THE REQUEST
Extract the full listing verbatim and drop any pictures from your copy.

RECORDS SHOWN
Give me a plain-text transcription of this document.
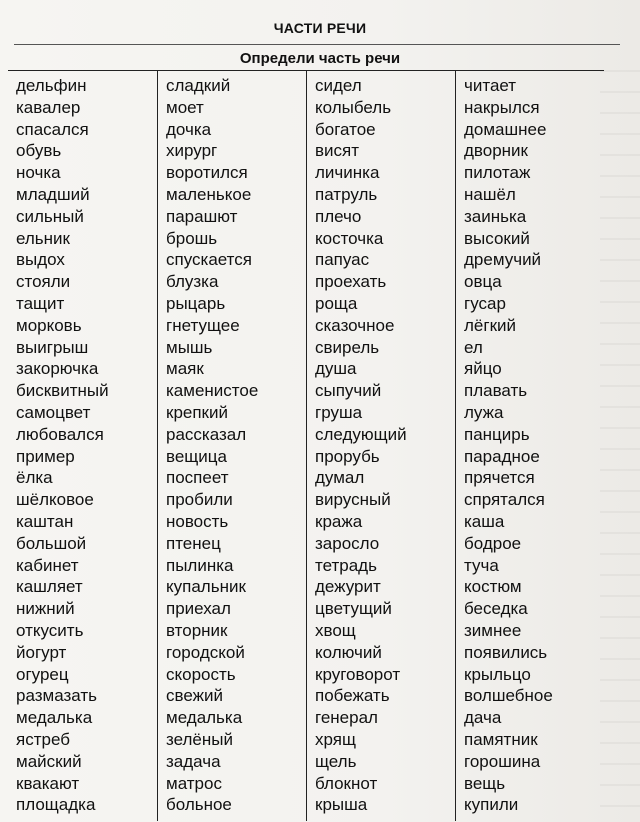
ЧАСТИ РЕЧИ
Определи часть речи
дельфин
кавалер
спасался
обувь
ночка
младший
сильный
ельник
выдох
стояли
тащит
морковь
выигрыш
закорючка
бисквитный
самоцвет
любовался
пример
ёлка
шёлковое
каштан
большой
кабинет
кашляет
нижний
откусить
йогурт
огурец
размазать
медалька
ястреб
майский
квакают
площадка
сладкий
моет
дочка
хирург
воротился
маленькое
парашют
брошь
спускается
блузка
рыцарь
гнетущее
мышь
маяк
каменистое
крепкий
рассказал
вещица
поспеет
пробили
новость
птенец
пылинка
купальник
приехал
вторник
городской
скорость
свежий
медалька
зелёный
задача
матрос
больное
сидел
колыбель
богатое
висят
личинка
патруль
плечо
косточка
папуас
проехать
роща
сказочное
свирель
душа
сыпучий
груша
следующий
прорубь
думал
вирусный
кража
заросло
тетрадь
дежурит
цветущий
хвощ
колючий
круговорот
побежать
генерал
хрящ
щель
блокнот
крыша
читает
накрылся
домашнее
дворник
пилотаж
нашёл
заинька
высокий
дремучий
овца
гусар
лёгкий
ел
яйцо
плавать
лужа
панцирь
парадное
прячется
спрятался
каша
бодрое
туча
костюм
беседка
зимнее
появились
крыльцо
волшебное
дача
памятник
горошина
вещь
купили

PROBLEM SOLUTION
Give me a plain-text transcription of this document.
ЧАСТИ РЕЧИ
Определи часть речи
дельфин
кавалер
спасался
обувь
ночка
младший
сильный
ельник
выдох
стояли
тащит
морковь
выигрыш
закорючка
бисквитный
самоцвет
любовался
пример
ёлка
шёлковое
каштан
большой
кабинет
кашляет
нижний
откусить
йогурт
огурец
размазать
медалька
ястреб
майский
квакают
площадка
сладкий
моет
дочка
хирург
воротился
маленькое
парашют
брошь
спускается
блузка
рыцарь
гнетущее
мышь
маяк
каменистое
крепкий
рассказал
вещица
поспеет
пробили
новость
птенец
пылинка
купальник
приехал
вторник
городской
скорость
свежий
медалька
зелёный
задача
матрос
больное
сидел
колыбель
богатое
висят
личинка
патруль
плечо
косточка
папуас
проехать
роща
сказочное
свирель
душа
сыпучий
груша
следующий
прорубь
думал
вирусный
кража
заросло
тетрадь
дежурит
цветущий
хвощ
колючий
круговорот
побежать
генерал
хрящ
щель
блокнот
крыша
читает
накрылся
домашнее
дворник
пилотаж
нашёл
заинька
высокий
дремучий
овца
гусар
лёгкий
ел
яйцо
плавать
лужа
панцирь
парадное
прячется
спрятался
каша
бодрое
туча
костюм
беседка
зимнее
появились
крыльцо
волшебное
дача
памятник
горошина
вещь
купили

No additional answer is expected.